* What is required
Output the material below unchanged, apart from leaving out the pictures.

* Data section

------------------------------

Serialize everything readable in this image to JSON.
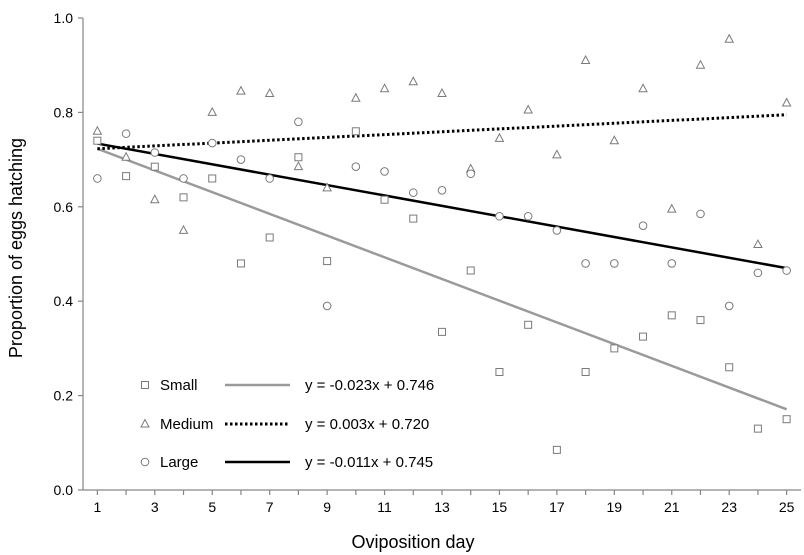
{
  "chart_data": {
    "type": "scatter",
    "xlabel": "Oviposition day",
    "ylabel": "Proportion of eggs hatching",
    "xlim": [
      0.5,
      25.5
    ],
    "ylim": [
      0.0,
      1.0
    ],
    "x_ticks": [
      1,
      3,
      5,
      7,
      9,
      11,
      13,
      15,
      17,
      19,
      21,
      23,
      25
    ],
    "x_tick_labels": [
      "1",
      "3",
      "5",
      "7",
      "9",
      "11",
      "13",
      "15",
      "17",
      "19",
      "21",
      "23",
      "25"
    ],
    "y_ticks": [
      0.0,
      0.2,
      0.4,
      0.6,
      0.8,
      1.0
    ],
    "y_tick_labels": [
      "0.0",
      "0.2",
      "0.4",
      "0.6",
      "0.8",
      "1.0"
    ],
    "grid": false,
    "legend_position": "bottom-left",
    "series": [
      {
        "name": "Small",
        "marker": "square",
        "points": [
          [
            1,
            0.74
          ],
          [
            2,
            0.665
          ],
          [
            3,
            0.685
          ],
          [
            4,
            0.62
          ],
          [
            5,
            0.66
          ],
          [
            6,
            0.48
          ],
          [
            7,
            0.535
          ],
          [
            8,
            0.705
          ],
          [
            9,
            0.485
          ],
          [
            10,
            0.76
          ],
          [
            11,
            0.615
          ],
          [
            12,
            0.575
          ],
          [
            13,
            0.335
          ],
          [
            14,
            0.465
          ],
          [
            15,
            0.25
          ],
          [
            16,
            0.35
          ],
          [
            17,
            0.085
          ],
          [
            18,
            0.25
          ],
          [
            19,
            0.3
          ],
          [
            20,
            0.325
          ],
          [
            21,
            0.37
          ],
          [
            22,
            0.36
          ],
          [
            23,
            0.26
          ],
          [
            24,
            0.13
          ],
          [
            25,
            0.15
          ]
        ],
        "trend": {
          "label": "y = -0.023x + 0.746",
          "slope": -0.023,
          "intercept": 0.746,
          "color": "#9a9a9a",
          "style": "solid"
        }
      },
      {
        "name": "Medium",
        "marker": "triangle",
        "points": [
          [
            1,
            0.76
          ],
          [
            2,
            0.705
          ],
          [
            3,
            0.615
          ],
          [
            4,
            0.55
          ],
          [
            5,
            0.8
          ],
          [
            6,
            0.845
          ],
          [
            7,
            0.84
          ],
          [
            8,
            0.685
          ],
          [
            9,
            0.64
          ],
          [
            10,
            0.83
          ],
          [
            11,
            0.85
          ],
          [
            12,
            0.865
          ],
          [
            13,
            0.84
          ],
          [
            14,
            0.68
          ],
          [
            15,
            0.745
          ],
          [
            16,
            0.805
          ],
          [
            17,
            0.71
          ],
          [
            18,
            0.91
          ],
          [
            19,
            0.74
          ],
          [
            20,
            0.85
          ],
          [
            21,
            0.595
          ],
          [
            22,
            0.9
          ],
          [
            23,
            0.955
          ],
          [
            24,
            0.52
          ],
          [
            25,
            0.82
          ]
        ],
        "trend": {
          "label": "y = 0.003x + 0.720",
          "slope": 0.003,
          "intercept": 0.72,
          "color": "#000000",
          "style": "dotted"
        }
      },
      {
        "name": "Large",
        "marker": "circle",
        "points": [
          [
            1,
            0.66
          ],
          [
            2,
            0.755
          ],
          [
            3,
            0.715
          ],
          [
            4,
            0.66
          ],
          [
            5,
            0.735
          ],
          [
            6,
            0.7
          ],
          [
            7,
            0.66
          ],
          [
            8,
            0.78
          ],
          [
            9,
            0.39
          ],
          [
            10,
            0.685
          ],
          [
            11,
            0.675
          ],
          [
            12,
            0.63
          ],
          [
            13,
            0.635
          ],
          [
            14,
            0.67
          ],
          [
            15,
            0.58
          ],
          [
            16,
            0.58
          ],
          [
            17,
            0.55
          ],
          [
            18,
            0.48
          ],
          [
            19,
            0.48
          ],
          [
            20,
            0.56
          ],
          [
            21,
            0.48
          ],
          [
            22,
            0.585
          ],
          [
            23,
            0.39
          ],
          [
            24,
            0.46
          ],
          [
            25,
            0.465
          ]
        ],
        "trend": {
          "label": "y = -0.011x + 0.745",
          "slope": -0.011,
          "intercept": 0.745,
          "color": "#000000",
          "style": "solid"
        }
      }
    ]
  }
}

------------------------------

* Task response
Serialize everything readable in this image to JSON.
{
  "chart_data": {
    "type": "scatter",
    "xlabel": "Oviposition day",
    "ylabel": "Proportion of eggs hatching",
    "xlim": [
      0.5,
      25.5
    ],
    "ylim": [
      0.0,
      1.0
    ],
    "x_ticks": [
      1,
      3,
      5,
      7,
      9,
      11,
      13,
      15,
      17,
      19,
      21,
      23,
      25
    ],
    "x_tick_labels": [
      "1",
      "3",
      "5",
      "7",
      "9",
      "11",
      "13",
      "15",
      "17",
      "19",
      "21",
      "23",
      "25"
    ],
    "y_ticks": [
      0.0,
      0.2,
      0.4,
      0.6,
      0.8,
      1.0
    ],
    "y_tick_labels": [
      "0.0",
      "0.2",
      "0.4",
      "0.6",
      "0.8",
      "1.0"
    ],
    "grid": false,
    "legend_position": "bottom-left",
    "series": [
      {
        "name": "Small",
        "marker": "square",
        "points": [
          [
            1,
            0.74
          ],
          [
            2,
            0.665
          ],
          [
            3,
            0.685
          ],
          [
            4,
            0.62
          ],
          [
            5,
            0.66
          ],
          [
            6,
            0.48
          ],
          [
            7,
            0.535
          ],
          [
            8,
            0.705
          ],
          [
            9,
            0.485
          ],
          [
            10,
            0.76
          ],
          [
            11,
            0.615
          ],
          [
            12,
            0.575
          ],
          [
            13,
            0.335
          ],
          [
            14,
            0.465
          ],
          [
            15,
            0.25
          ],
          [
            16,
            0.35
          ],
          [
            17,
            0.085
          ],
          [
            18,
            0.25
          ],
          [
            19,
            0.3
          ],
          [
            20,
            0.325
          ],
          [
            21,
            0.37
          ],
          [
            22,
            0.36
          ],
          [
            23,
            0.26
          ],
          [
            24,
            0.13
          ],
          [
            25,
            0.15
          ]
        ],
        "trend": {
          "label": "y = -0.023x + 0.746",
          "slope": -0.023,
          "intercept": 0.746,
          "color": "#9a9a9a",
          "style": "solid"
        }
      },
      {
        "name": "Medium",
        "marker": "triangle",
        "points": [
          [
            1,
            0.76
          ],
          [
            2,
            0.705
          ],
          [
            3,
            0.615
          ],
          [
            4,
            0.55
          ],
          [
            5,
            0.8
          ],
          [
            6,
            0.845
          ],
          [
            7,
            0.84
          ],
          [
            8,
            0.685
          ],
          [
            9,
            0.64
          ],
          [
            10,
            0.83
          ],
          [
            11,
            0.85
          ],
          [
            12,
            0.865
          ],
          [
            13,
            0.84
          ],
          [
            14,
            0.68
          ],
          [
            15,
            0.745
          ],
          [
            16,
            0.805
          ],
          [
            17,
            0.71
          ],
          [
            18,
            0.91
          ],
          [
            19,
            0.74
          ],
          [
            20,
            0.85
          ],
          [
            21,
            0.595
          ],
          [
            22,
            0.9
          ],
          [
            23,
            0.955
          ],
          [
            24,
            0.52
          ],
          [
            25,
            0.82
          ]
        ],
        "trend": {
          "label": "y = 0.003x + 0.720",
          "slope": 0.003,
          "intercept": 0.72,
          "color": "#000000",
          "style": "dotted"
        }
      },
      {
        "name": "Large",
        "marker": "circle",
        "points": [
          [
            1,
            0.66
          ],
          [
            2,
            0.755
          ],
          [
            3,
            0.715
          ],
          [
            4,
            0.66
          ],
          [
            5,
            0.735
          ],
          [
            6,
            0.7
          ],
          [
            7,
            0.66
          ],
          [
            8,
            0.78
          ],
          [
            9,
            0.39
          ],
          [
            10,
            0.685
          ],
          [
            11,
            0.675
          ],
          [
            12,
            0.63
          ],
          [
            13,
            0.635
          ],
          [
            14,
            0.67
          ],
          [
            15,
            0.58
          ],
          [
            16,
            0.58
          ],
          [
            17,
            0.55
          ],
          [
            18,
            0.48
          ],
          [
            19,
            0.48
          ],
          [
            20,
            0.56
          ],
          [
            21,
            0.48
          ],
          [
            22,
            0.585
          ],
          [
            23,
            0.39
          ],
          [
            24,
            0.46
          ],
          [
            25,
            0.465
          ]
        ],
        "trend": {
          "label": "y = -0.011x + 0.745",
          "slope": -0.011,
          "intercept": 0.745,
          "color": "#000000",
          "style": "solid"
        }
      }
    ]
  }
}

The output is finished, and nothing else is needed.